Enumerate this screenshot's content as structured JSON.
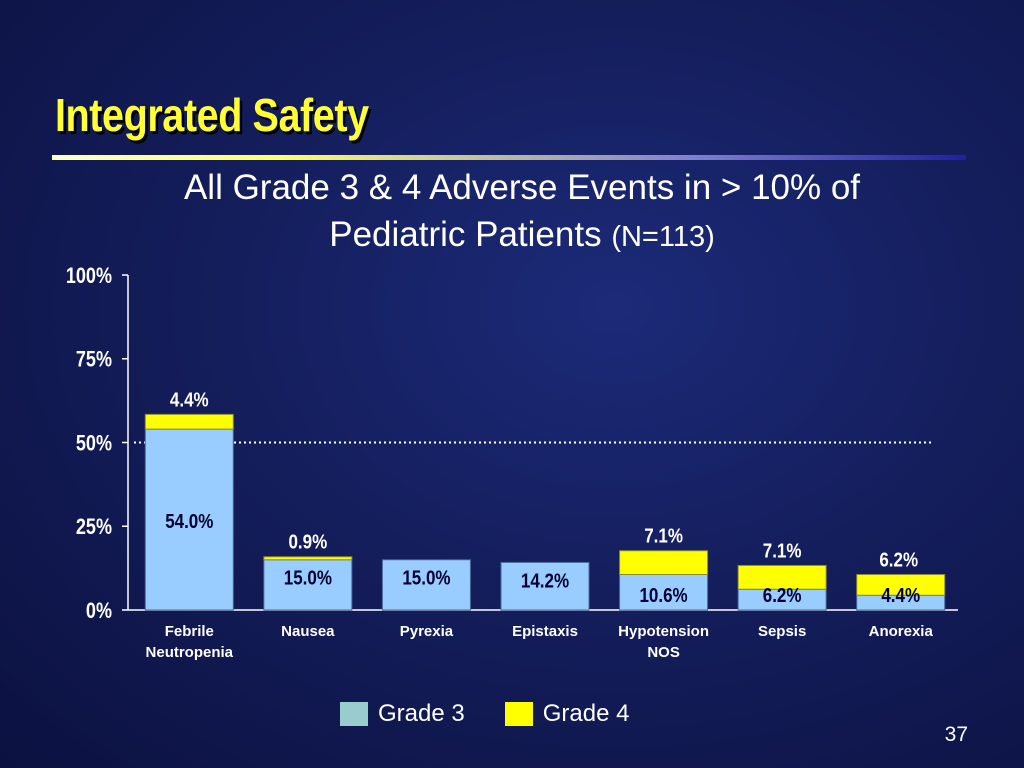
{
  "slide": {
    "title": "Integrated Safety",
    "subtitle_line1": "All Grade 3 & 4 Adverse Events in > 10% of",
    "subtitle_line2": "Pediatric Patients",
    "subtitle_n": "(N=113)",
    "page_number": "37"
  },
  "chart_data": {
    "type": "bar",
    "stacked": true,
    "categories": [
      [
        "Febrile",
        "Neutropenia"
      ],
      [
        "Nausea"
      ],
      [
        "Pyrexia"
      ],
      [
        "Epistaxis"
      ],
      [
        "Hypotension",
        "NOS"
      ],
      [
        "Sepsis"
      ],
      [
        "Anorexia"
      ]
    ],
    "series": [
      {
        "name": "Grade 3",
        "color": "#99ccff",
        "values": [
          54.0,
          15.0,
          15.0,
          14.2,
          10.6,
          6.2,
          4.4
        ],
        "labels": [
          "54.0%",
          "15.0%",
          "15.0%",
          "14.2%",
          "10.6%",
          "6.2%",
          "4.4%"
        ]
      },
      {
        "name": "Grade 4",
        "color": "#ffff00",
        "values": [
          4.4,
          0.9,
          0,
          0,
          7.1,
          7.1,
          6.2
        ],
        "labels": [
          "4.4%",
          "0.9%",
          "",
          "",
          "7.1%",
          "7.1%",
          "6.2%"
        ]
      }
    ],
    "ylim": [
      0,
      100
    ],
    "yticks": [
      "0%",
      "25%",
      "50%",
      "75%",
      "100%"
    ],
    "ytick_values": [
      0,
      25,
      50,
      75,
      100
    ],
    "reference_line": 50,
    "legend_position": "bottom-center",
    "legend_swatch_colors": [
      "#99cccc",
      "#ffff00"
    ]
  }
}
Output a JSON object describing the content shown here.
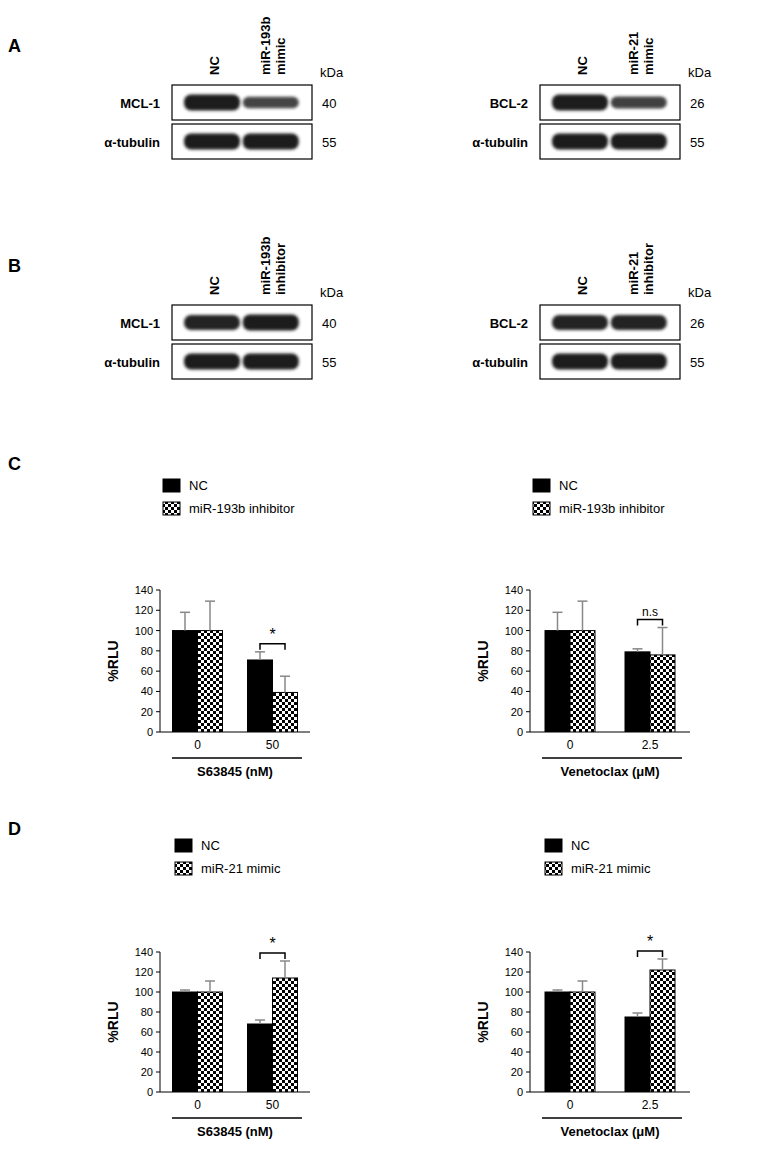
{
  "panel_labels": [
    "A",
    "B",
    "C",
    "D"
  ],
  "blots": [
    {
      "unit": "kDa",
      "lanes": [
        [
          "NC"
        ],
        [
          "miR-193b",
          "mimic"
        ]
      ],
      "rows": [
        {
          "protein": "MCL-1",
          "kda": 40,
          "intensity": [
            1,
            0.72
          ]
        },
        {
          "protein": "α-tubulin",
          "kda": 55,
          "intensity": [
            1,
            1
          ]
        }
      ]
    },
    {
      "unit": "kDa",
      "lanes": [
        [
          "NC"
        ],
        [
          "miR-21",
          "mimic"
        ]
      ],
      "rows": [
        {
          "protein": "BCL-2",
          "kda": 26,
          "intensity": [
            1,
            0.75
          ]
        },
        {
          "protein": "α-tubulin",
          "kda": 55,
          "intensity": [
            1,
            1
          ]
        }
      ]
    },
    {
      "unit": "kDa",
      "lanes": [
        [
          "NC"
        ],
        [
          "miR-193b",
          "inhibitor"
        ]
      ],
      "rows": [
        {
          "protein": "MCL-1",
          "kda": 40,
          "intensity": [
            0.95,
            1
          ]
        },
        {
          "protein": "α-tubulin",
          "kda": 55,
          "intensity": [
            1,
            1
          ]
        }
      ]
    },
    {
      "unit": "kDa",
      "lanes": [
        [
          "NC"
        ],
        [
          "miR-21",
          "inhibitor"
        ]
      ],
      "rows": [
        {
          "protein": "BCL-2",
          "kda": 26,
          "intensity": [
            0.95,
            0.95
          ]
        },
        {
          "protein": "α-tubulin",
          "kda": 55,
          "intensity": [
            1,
            1
          ]
        }
      ]
    }
  ],
  "chart_data": [
    {
      "type": "bar",
      "y_label": "%RLU",
      "x_label": "S63845 (nM)",
      "categories": [
        "0",
        "50"
      ],
      "series": [
        {
          "name": "NC",
          "color": "#000000",
          "values": [
            100,
            71
          ],
          "errors": [
            18,
            8
          ]
        },
        {
          "name": "miR-193b inhibitor",
          "color": "#000000",
          "values": [
            100,
            39
          ],
          "errors": [
            29,
            16
          ]
        }
      ],
      "ylim": [
        0,
        140
      ],
      "yticks": [
        0,
        20,
        40,
        60,
        80,
        100,
        120,
        140
      ],
      "annotations": [
        {
          "text": "*",
          "category": "50"
        }
      ]
    },
    {
      "type": "bar",
      "y_label": "%RLU",
      "x_label": "Venetoclax (μM)",
      "categories": [
        "0",
        "2.5"
      ],
      "series": [
        {
          "name": "NC",
          "color": "#000000",
          "values": [
            100,
            79
          ],
          "errors": [
            18,
            3
          ]
        },
        {
          "name": "miR-193b inhibitor",
          "color": "#000000",
          "values": [
            100,
            76
          ],
          "errors": [
            29,
            27
          ]
        }
      ],
      "ylim": [
        0,
        140
      ],
      "yticks": [
        0,
        20,
        40,
        60,
        80,
        100,
        120,
        140
      ],
      "annotations": [
        {
          "text": "n.s",
          "category": "2.5"
        }
      ]
    },
    {
      "type": "bar",
      "y_label": "%RLU",
      "x_label": "S63845 (nM)",
      "categories": [
        "0",
        "50"
      ],
      "series": [
        {
          "name": "NC",
          "color": "#000000",
          "values": [
            100,
            68
          ],
          "errors": [
            2,
            4
          ]
        },
        {
          "name": "miR-21 mimic",
          "color": "#000000",
          "values": [
            100,
            114
          ],
          "errors": [
            11,
            17
          ]
        }
      ],
      "ylim": [
        0,
        140
      ],
      "yticks": [
        0,
        20,
        40,
        60,
        80,
        100,
        120,
        140
      ],
      "annotations": [
        {
          "text": "*",
          "category": "50"
        }
      ]
    },
    {
      "type": "bar",
      "y_label": "%RLU",
      "x_label": "Venetoclax (μM)",
      "categories": [
        "0",
        "2.5"
      ],
      "series": [
        {
          "name": "NC",
          "color": "#000000",
          "values": [
            100,
            75
          ],
          "errors": [
            2,
            4
          ]
        },
        {
          "name": "miR-21 mimic",
          "color": "#000000",
          "values": [
            100,
            122
          ],
          "errors": [
            11,
            11
          ]
        }
      ],
      "ylim": [
        0,
        140
      ],
      "yticks": [
        0,
        20,
        40,
        60,
        80,
        100,
        120,
        140
      ],
      "annotations": [
        {
          "text": "*",
          "category": "2.5"
        }
      ]
    }
  ]
}
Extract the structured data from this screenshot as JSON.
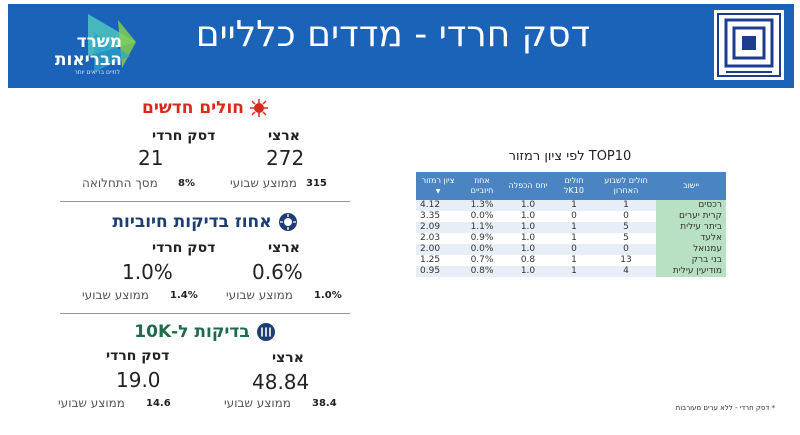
{
  "header": {
    "title": "דסק חרדי - מדדים כלליים",
    "ministry_logo_line1": "משרד",
    "ministry_logo_line2": "הבריאות",
    "ministry_logo_sub": "לחיים בריאים יותר",
    "brand_color": "#1a63b8"
  },
  "panels": {
    "new_patients": {
      "title": "חולים חדשים",
      "title_color": "#d82a1a",
      "national_label": "ארצי",
      "haredi_label": "דסק חרדי",
      "national_value": "272",
      "haredi_value": "21",
      "national_avg": "315",
      "national_avg_label": "ממוצע שבועי",
      "haredi_percent": "8%",
      "haredi_percent_label": "מסך התחלואה"
    },
    "positive_tests": {
      "title": "אחוז בדיקות חיוביות",
      "title_color": "#1c3e72",
      "national_label": "ארצי",
      "haredi_label": "דסק חרדי",
      "national_value": "0.6%",
      "haredi_value": "1.0%",
      "national_avg": "1.0%",
      "national_avg_label": "ממוצע שבועי",
      "haredi_avg": "1.4%",
      "haredi_avg_label": "ממוצע שבועי"
    },
    "tests_per_10k": {
      "title": "בדיקות ל-10K",
      "title_color": "#1f6b4c",
      "national_label": "ארצי",
      "haredi_label": "דסק חרדי",
      "national_value": "48.84",
      "haredi_value": "19.0",
      "national_avg": "38.4",
      "national_avg_label": "ממוצע שבועי",
      "haredi_avg": "14.6",
      "haredi_avg_label": "ממוצע שבועי"
    }
  },
  "table": {
    "title": "TOP10 לפי ציון רמזור",
    "headers": [
      "יישוב",
      "חולים לשבוע האחרון",
      "חולים לK10",
      "יחס הכפלה",
      "אחוז חיוביים",
      "ציון רמזור"
    ],
    "rows": [
      {
        "city": "רכסים",
        "weekly": "1",
        "per10k": "1",
        "ratio": "1.0",
        "positive": "1.3%",
        "score": "4.12"
      },
      {
        "city": "קרית יערים",
        "weekly": "0",
        "per10k": "0",
        "ratio": "1.0",
        "positive": "0.0%",
        "score": "3.35"
      },
      {
        "city": "ביתר עילית",
        "weekly": "5",
        "per10k": "1",
        "ratio": "1.0",
        "positive": "1.1%",
        "score": "2.09"
      },
      {
        "city": "אלעד",
        "weekly": "5",
        "per10k": "1",
        "ratio": "1.0",
        "positive": "0.9%",
        "score": "2.03"
      },
      {
        "city": "עמנואל",
        "weekly": "0",
        "per10k": "0",
        "ratio": "1.0",
        "positive": "0.0%",
        "score": "2.00"
      },
      {
        "city": "בני ברק",
        "weekly": "13",
        "per10k": "1",
        "ratio": "0.8",
        "positive": "0.7%",
        "score": "1.25"
      },
      {
        "city": "מודיעין עילית",
        "weekly": "4",
        "per10k": "1",
        "ratio": "1.0",
        "positive": "0.8%",
        "score": "0.95"
      }
    ],
    "header_color": "#4a84c2",
    "city_cell_color": "#b8e0c2"
  },
  "footnote": "* דסק חרדי - ללא ערים מעורבות"
}
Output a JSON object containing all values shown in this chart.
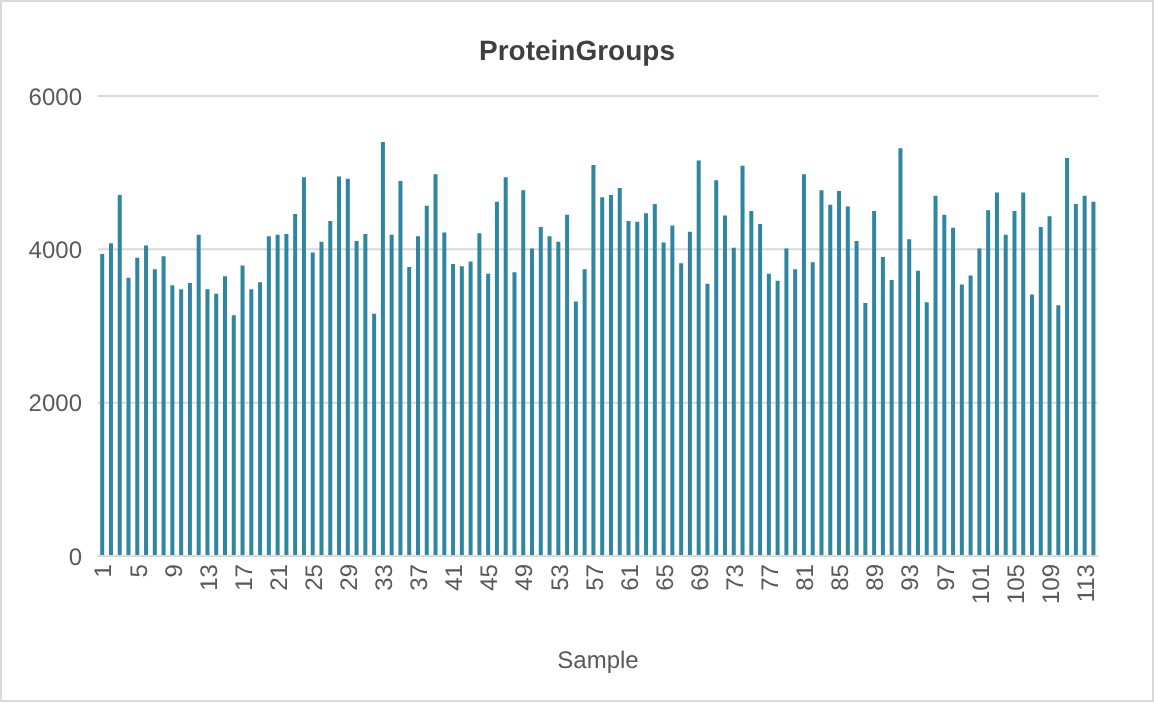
{
  "chart_data": {
    "type": "bar",
    "title": "ProteinGroups",
    "xlabel": "Sample",
    "categories": [
      "1",
      null,
      null,
      null,
      "5",
      null,
      null,
      null,
      "9",
      null,
      null,
      null,
      "13",
      null,
      null,
      null,
      "17",
      null,
      null,
      null,
      "21",
      null,
      null,
      null,
      "25",
      null,
      null,
      null,
      "29",
      null,
      null,
      null,
      "33",
      null,
      null,
      null,
      "37",
      null,
      null,
      null,
      "41",
      null,
      null,
      null,
      "45",
      null,
      null,
      null,
      "49",
      null,
      null,
      null,
      "53",
      null,
      null,
      null,
      "57",
      null,
      null,
      null,
      "61",
      null,
      null,
      null,
      "65",
      null,
      null,
      null,
      "69",
      null,
      null,
      null,
      "73",
      null,
      null,
      null,
      "77",
      null,
      null,
      null,
      "81",
      null,
      null,
      null,
      "85",
      null,
      null,
      null,
      "89",
      null,
      null,
      null,
      "93",
      null,
      null,
      null,
      "97",
      null,
      null,
      null,
      "101",
      null,
      null,
      null,
      "105",
      null,
      null,
      null,
      "109",
      null,
      null,
      null,
      "113",
      null
    ],
    "values": [
      3940,
      4080,
      4710,
      3630,
      3890,
      4050,
      3740,
      3910,
      3530,
      3480,
      3560,
      4190,
      3480,
      3420,
      3650,
      3140,
      3790,
      3480,
      3570,
      4170,
      4190,
      4200,
      4460,
      4940,
      3960,
      4100,
      4370,
      4950,
      4920,
      4110,
      4200,
      3160,
      5400,
      4190,
      4890,
      3770,
      4170,
      4570,
      4980,
      4220,
      3810,
      3780,
      3840,
      4210,
      3680,
      4620,
      4940,
      3700,
      4770,
      4010,
      4290,
      4170,
      4100,
      4450,
      3320,
      3740,
      5100,
      4680,
      4710,
      4800,
      4370,
      4360,
      4470,
      4590,
      4090,
      4310,
      3820,
      4230,
      5160,
      3550,
      4900,
      4440,
      4020,
      5090,
      4500,
      4330,
      3680,
      3590,
      4010,
      3740,
      4980,
      3830,
      4770,
      4580,
      4760,
      4560,
      4110,
      3300,
      4500,
      3900,
      3600,
      5320,
      4130,
      3720,
      3310,
      4700,
      4450,
      4280,
      3540,
      3660,
      4010,
      4510,
      4740,
      4190,
      4500,
      4740,
      3410,
      4290,
      4430,
      3270,
      5190,
      4590,
      4700,
      4620
    ],
    "color": "#2e86a0",
    "ylim": [
      0,
      6000
    ],
    "yticks": [
      0,
      2000,
      4000,
      6000
    ],
    "grid": "y"
  }
}
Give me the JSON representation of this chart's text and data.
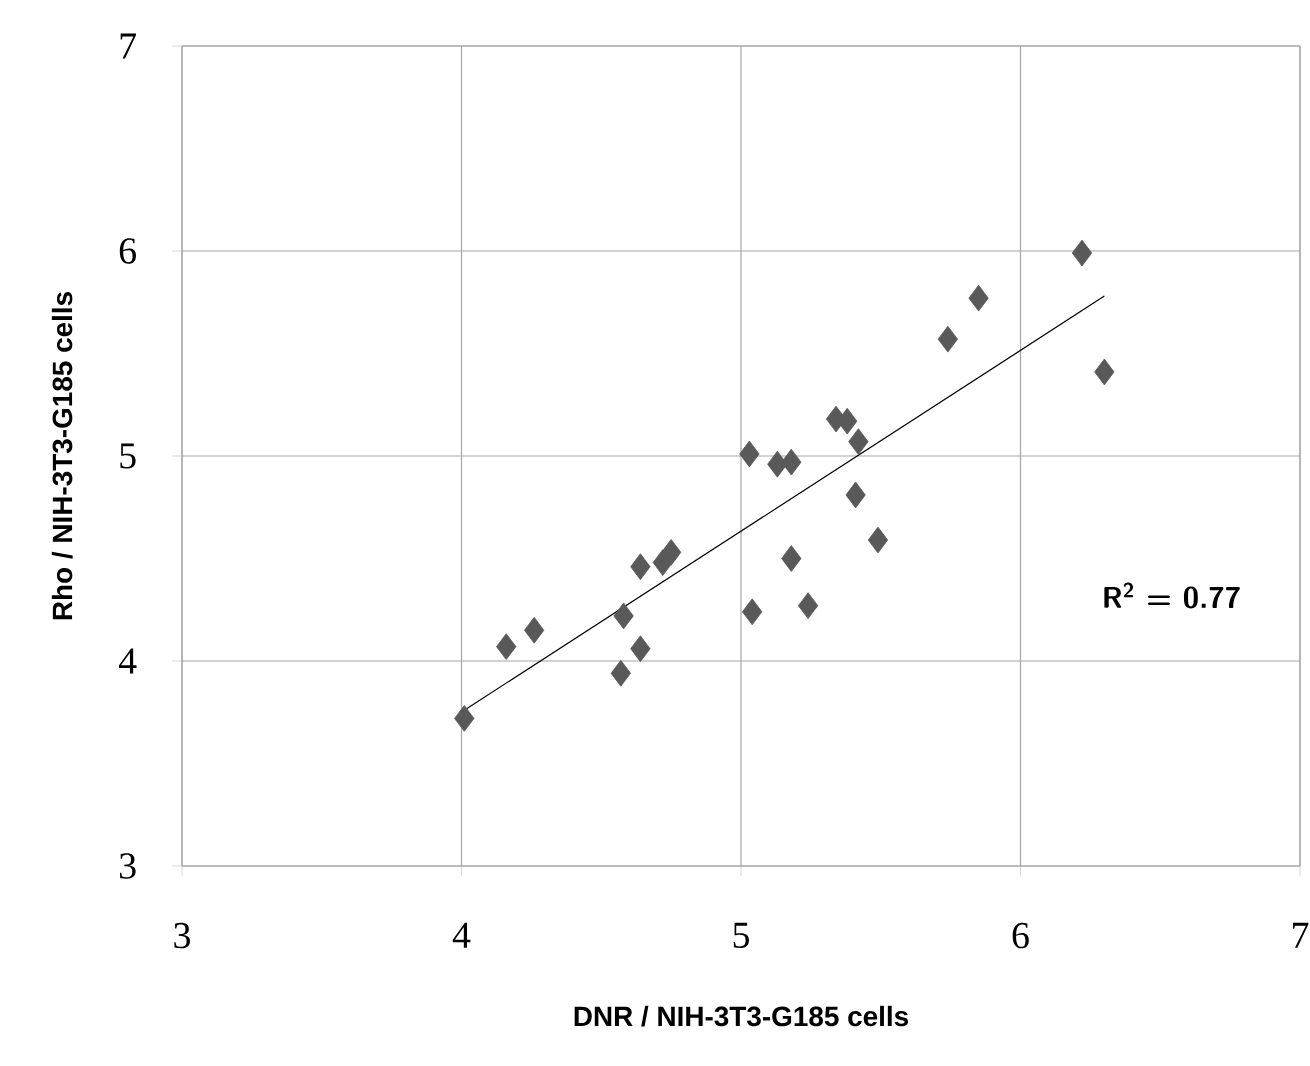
{
  "chart_data": {
    "type": "scatter",
    "xlabel": "DNR / NIH-3T3-G185 cells",
    "ylabel": "Rho / NIH-3T3-G185 cells",
    "xlim": [
      3,
      7
    ],
    "ylim": [
      3,
      7
    ],
    "xticks": [
      3,
      4,
      5,
      6,
      7
    ],
    "yticks": [
      3,
      4,
      5,
      6,
      7
    ],
    "grid": true,
    "annotations": [
      "R$^{2}$ = 0.77"
    ],
    "series": [
      {
        "marker": "diamond",
        "color": "#595959",
        "x": [
          4.01,
          4.16,
          4.26,
          4.57,
          4.58,
          4.64,
          4.64,
          4.72,
          4.75,
          5.03,
          5.04,
          5.13,
          5.18,
          5.18,
          5.24,
          5.34,
          5.38,
          5.42,
          5.41,
          5.49,
          5.74,
          5.85,
          6.22,
          6.3
        ],
        "values": [
          3.72,
          4.07,
          4.15,
          3.94,
          4.22,
          4.06,
          4.46,
          4.48,
          4.53,
          5.01,
          4.24,
          4.96,
          4.97,
          4.5,
          4.27,
          5.18,
          5.17,
          5.07,
          4.81,
          4.59,
          5.57,
          5.77,
          5.99,
          5.41
        ]
      },
      {
        "type": "line",
        "marker": "none",
        "color": "#000000",
        "x": [
          4.01,
          6.3
        ],
        "values": [
          3.76,
          5.78
        ]
      }
    ]
  }
}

◆ ◆ ◆ ◆ ◆

■ Work order
Select the lines from the entries that include the word "xlabel".

■ Answer to this problem
    "xlabel": "Sample",
    "xlabel": "DNR / NIH-3T3-G185 cells",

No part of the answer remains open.